**Brief**. Set down the material below verbatim, from its first line up to and including the line containing "legend-label: Ennomos family (confirmed)".

-- start Data for this task --

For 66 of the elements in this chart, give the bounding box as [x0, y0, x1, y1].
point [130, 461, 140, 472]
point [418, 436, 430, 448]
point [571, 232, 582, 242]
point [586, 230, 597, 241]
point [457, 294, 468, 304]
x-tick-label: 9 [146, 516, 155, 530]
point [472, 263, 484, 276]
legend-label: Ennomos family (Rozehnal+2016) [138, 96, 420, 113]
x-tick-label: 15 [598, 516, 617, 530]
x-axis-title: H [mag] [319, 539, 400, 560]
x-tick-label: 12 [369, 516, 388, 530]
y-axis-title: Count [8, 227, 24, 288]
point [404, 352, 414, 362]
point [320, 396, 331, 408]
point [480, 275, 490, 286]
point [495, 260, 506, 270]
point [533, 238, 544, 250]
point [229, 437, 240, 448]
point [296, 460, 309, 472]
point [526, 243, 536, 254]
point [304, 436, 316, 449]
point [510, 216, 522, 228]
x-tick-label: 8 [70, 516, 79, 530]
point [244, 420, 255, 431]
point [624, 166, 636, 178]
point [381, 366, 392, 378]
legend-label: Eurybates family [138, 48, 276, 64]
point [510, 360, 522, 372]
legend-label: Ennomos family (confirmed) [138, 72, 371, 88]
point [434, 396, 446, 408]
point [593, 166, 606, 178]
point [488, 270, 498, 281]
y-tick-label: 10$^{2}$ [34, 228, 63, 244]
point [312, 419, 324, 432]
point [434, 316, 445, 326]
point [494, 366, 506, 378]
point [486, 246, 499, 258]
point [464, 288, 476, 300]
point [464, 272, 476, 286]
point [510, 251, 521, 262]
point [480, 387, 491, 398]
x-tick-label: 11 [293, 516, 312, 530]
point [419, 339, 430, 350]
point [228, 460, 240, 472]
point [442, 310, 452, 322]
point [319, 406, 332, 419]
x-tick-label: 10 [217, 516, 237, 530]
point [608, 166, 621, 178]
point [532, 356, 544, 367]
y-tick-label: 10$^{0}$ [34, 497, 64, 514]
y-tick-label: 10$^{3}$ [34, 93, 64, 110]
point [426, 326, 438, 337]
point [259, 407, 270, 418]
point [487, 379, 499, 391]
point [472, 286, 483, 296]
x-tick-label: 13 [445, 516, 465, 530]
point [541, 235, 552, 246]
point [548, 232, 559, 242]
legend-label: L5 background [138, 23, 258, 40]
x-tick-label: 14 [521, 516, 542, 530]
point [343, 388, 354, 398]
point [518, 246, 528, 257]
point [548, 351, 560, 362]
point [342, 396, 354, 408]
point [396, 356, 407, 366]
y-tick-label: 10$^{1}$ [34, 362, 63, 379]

-- end Data for this task --

**Answer to this exercise**.
For 66 of the elements in this chart, give the bounding box as [x0, y0, x1, y1].
point [130, 461, 140, 472]
point [418, 436, 430, 448]
point [571, 232, 582, 242]
point [586, 230, 597, 241]
point [457, 294, 468, 304]
x-tick-label: 9 [146, 516, 155, 530]
point [472, 263, 484, 276]
legend-label: Ennomos family (Rozehnal+2016) [138, 96, 420, 113]
x-tick-label: 15 [598, 516, 617, 530]
x-axis-title: H [mag] [319, 539, 400, 560]
x-tick-label: 12 [369, 516, 388, 530]
y-axis-title: Count [8, 227, 24, 288]
point [404, 352, 414, 362]
point [320, 396, 331, 408]
point [480, 275, 490, 286]
point [495, 260, 506, 270]
point [533, 238, 544, 250]
point [229, 437, 240, 448]
point [296, 460, 309, 472]
point [526, 243, 536, 254]
point [304, 436, 316, 449]
point [510, 216, 522, 228]
x-tick-label: 8 [70, 516, 79, 530]
point [244, 420, 255, 431]
point [624, 166, 636, 178]
point [381, 366, 392, 378]
legend-label: Eurybates family [138, 48, 276, 64]
point [510, 360, 522, 372]
legend-label: Ennomos family (confirmed) [138, 72, 371, 88]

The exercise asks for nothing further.